Items from a dataset:

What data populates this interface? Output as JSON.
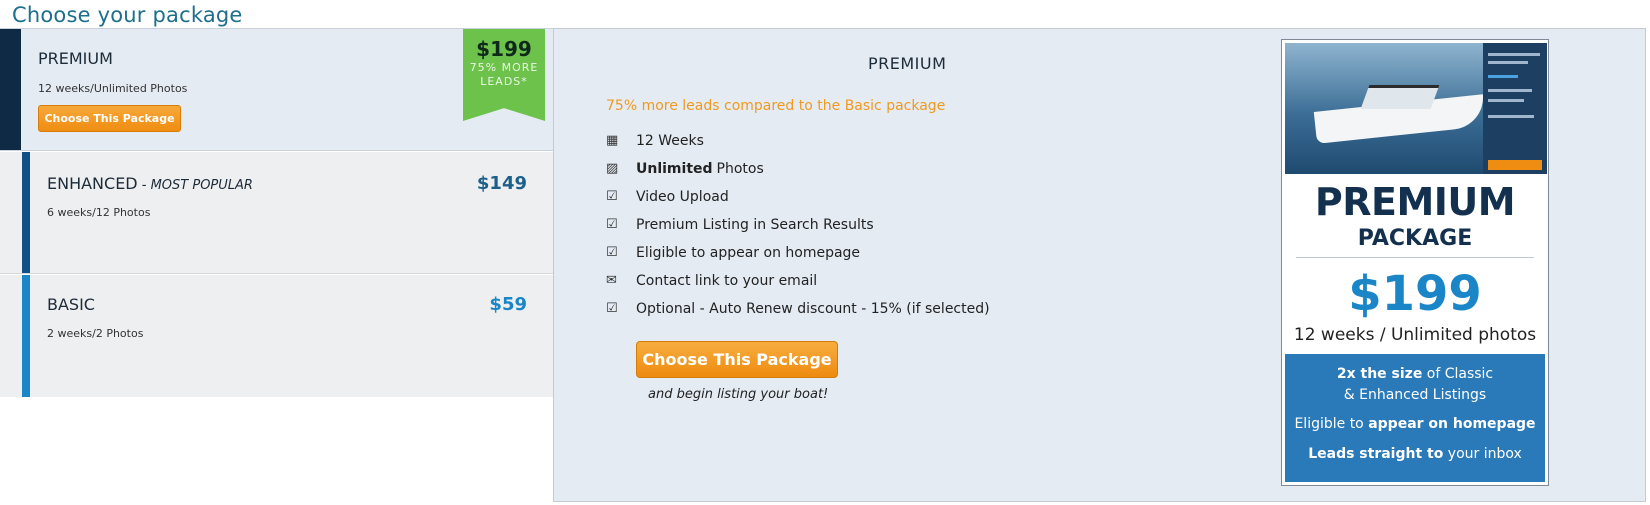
{
  "page_title": "Choose your package",
  "packages": {
    "premium": {
      "name": "PREMIUM",
      "desc": "12 weeks/Unlimited Photos",
      "button": "Choose This Package",
      "ribbon_price": "$199",
      "ribbon_line1": "75% MORE",
      "ribbon_line2": "LEADS*"
    },
    "enhanced": {
      "name": "ENHANCED",
      "tag": " - MOST POPULAR",
      "desc": "6 weeks/12 Photos",
      "price": "$149"
    },
    "basic": {
      "name": "BASIC",
      "desc": "2 weeks/2 Photos",
      "price": "$59"
    }
  },
  "detail": {
    "title": "PREMIUM",
    "subtitle": "75% more leads compared to the Basic package",
    "features": [
      {
        "icon": "calendar-icon",
        "glyph": "▦",
        "bold": "",
        "text": "12 Weeks"
      },
      {
        "icon": "image-icon",
        "glyph": "▨",
        "bold": "Unlimited",
        "text": "Photos"
      },
      {
        "icon": "checkbox-icon",
        "glyph": "☑",
        "bold": "",
        "text": "Video Upload"
      },
      {
        "icon": "checkbox-icon",
        "glyph": "☑",
        "bold": "",
        "text": "Premium Listing in Search Results"
      },
      {
        "icon": "checkbox-icon",
        "glyph": "☑",
        "bold": "",
        "text": "Eligible to appear on homepage"
      },
      {
        "icon": "envelope-icon",
        "glyph": "✉",
        "bold": "",
        "text": "Contact link to your email"
      },
      {
        "icon": "checkbox-icon",
        "glyph": "☑",
        "bold": "",
        "text": "Optional - Auto Renew discount - 15% (if selected)"
      }
    ],
    "button": "Choose This Package",
    "begin": "and begin listing your boat!"
  },
  "promo": {
    "headline": "PREMIUM",
    "subheadline": "PACKAGE",
    "price": "$199",
    "term": "12 weeks / Unlimited photos",
    "line1_bold": "2x the size",
    "line1_rest": " of Classic",
    "line2": "& Enhanced Listings",
    "line3_pre": "Eligible to ",
    "line3_bold": "appear on homepage",
    "line4_bold": "Leads straight to",
    "line4_rest": " your inbox"
  },
  "colors": {
    "accent_orange": "#ef8d12",
    "navy": "#0f2a45",
    "blue": "#1a86c8",
    "green_ribbon": "#6cc24a"
  }
}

SET TASK:
Leave out the pictures and output every record above precisely as given.

FINISHED ANSWER:
What data populates this interface? Output as JSON.
{
  "page_title": "Choose your package",
  "packages": {
    "premium": {
      "name": "PREMIUM",
      "desc": "12 weeks/Unlimited Photos",
      "button": "Choose This Package",
      "ribbon_price": "$199",
      "ribbon_line1": "75% MORE",
      "ribbon_line2": "LEADS*"
    },
    "enhanced": {
      "name": "ENHANCED",
      "tag": " - MOST POPULAR",
      "desc": "6 weeks/12 Photos",
      "price": "$149"
    },
    "basic": {
      "name": "BASIC",
      "desc": "2 weeks/2 Photos",
      "price": "$59"
    }
  },
  "detail": {
    "title": "PREMIUM",
    "subtitle": "75% more leads compared to the Basic package",
    "features": [
      {
        "icon": "calendar-icon",
        "glyph": "▦",
        "bold": "",
        "text": "12 Weeks"
      },
      {
        "icon": "image-icon",
        "glyph": "▨",
        "bold": "Unlimited",
        "text": "Photos"
      },
      {
        "icon": "checkbox-icon",
        "glyph": "☑",
        "bold": "",
        "text": "Video Upload"
      },
      {
        "icon": "checkbox-icon",
        "glyph": "☑",
        "bold": "",
        "text": "Premium Listing in Search Results"
      },
      {
        "icon": "checkbox-icon",
        "glyph": "☑",
        "bold": "",
        "text": "Eligible to appear on homepage"
      },
      {
        "icon": "envelope-icon",
        "glyph": "✉",
        "bold": "",
        "text": "Contact link to your email"
      },
      {
        "icon": "checkbox-icon",
        "glyph": "☑",
        "bold": "",
        "text": "Optional - Auto Renew discount - 15% (if selected)"
      }
    ],
    "button": "Choose This Package",
    "begin": "and begin listing your boat!"
  },
  "promo": {
    "headline": "PREMIUM",
    "subheadline": "PACKAGE",
    "price": "$199",
    "term": "12 weeks / Unlimited photos",
    "line1_bold": "2x the size",
    "line1_rest": " of Classic",
    "line2": "& Enhanced Listings",
    "line3_pre": "Eligible to ",
    "line3_bold": "appear on homepage",
    "line4_bold": "Leads straight to",
    "line4_rest": " your inbox"
  },
  "colors": {
    "accent_orange": "#ef8d12",
    "navy": "#0f2a45",
    "blue": "#1a86c8",
    "green_ribbon": "#6cc24a"
  }
}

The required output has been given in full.